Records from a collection

....

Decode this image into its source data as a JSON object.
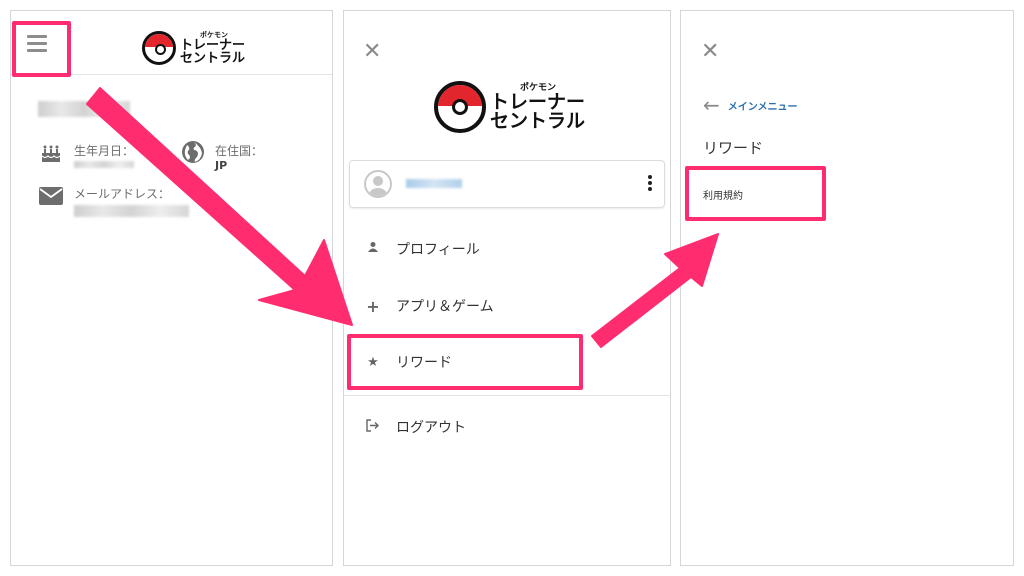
{
  "logo": {
    "small_text": "ポケモン",
    "line1": "トレーナー",
    "line2": "セントラル",
    "colors": {
      "red": "#e3262d",
      "black": "#111111"
    }
  },
  "panel1": {
    "menu_icon": "hamburger-icon",
    "birthday_label": "生年月日：",
    "country_label": "在住国：",
    "country_value": "JP",
    "email_label": "メールアドレス：",
    "icons": [
      "cake-icon",
      "globe-icon",
      "envelope-icon"
    ]
  },
  "panel2": {
    "close_icon": "close-icon",
    "menu": [
      {
        "label": "プロフィール",
        "icon": "person-icon"
      },
      {
        "label": "アプリ＆ゲーム",
        "icon": "plus-icon"
      },
      {
        "label": "リワード",
        "icon": "star-icon"
      },
      {
        "label": "ログアウト",
        "icon": "logout-icon"
      }
    ]
  },
  "panel3": {
    "back_label": "メインメニュー",
    "section_title": "リワード",
    "sub_items": [
      "利用規約"
    ]
  },
  "annotation_color": "#ff2d70"
}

....

▶ GOAL
Leave out the pictures and retype every line above exactly.

▶ ANSWER TO THIS EXERCISE
Decode this image into its source data as a JSON object.
{
  "logo": {
    "small_text": "ポケモン",
    "line1": "トレーナー",
    "line2": "セントラル",
    "colors": {
      "red": "#e3262d",
      "black": "#111111"
    }
  },
  "panel1": {
    "menu_icon": "hamburger-icon",
    "birthday_label": "生年月日：",
    "country_label": "在住国：",
    "country_value": "JP",
    "email_label": "メールアドレス：",
    "icons": [
      "cake-icon",
      "globe-icon",
      "envelope-icon"
    ]
  },
  "panel2": {
    "close_icon": "close-icon",
    "menu": [
      {
        "label": "プロフィール",
        "icon": "person-icon"
      },
      {
        "label": "アプリ＆ゲーム",
        "icon": "plus-icon"
      },
      {
        "label": "リワード",
        "icon": "star-icon"
      },
      {
        "label": "ログアウト",
        "icon": "logout-icon"
      }
    ]
  },
  "panel3": {
    "back_label": "メインメニュー",
    "section_title": "リワード",
    "sub_items": [
      "利用規約"
    ]
  },
  "annotation_color": "#ff2d70"
}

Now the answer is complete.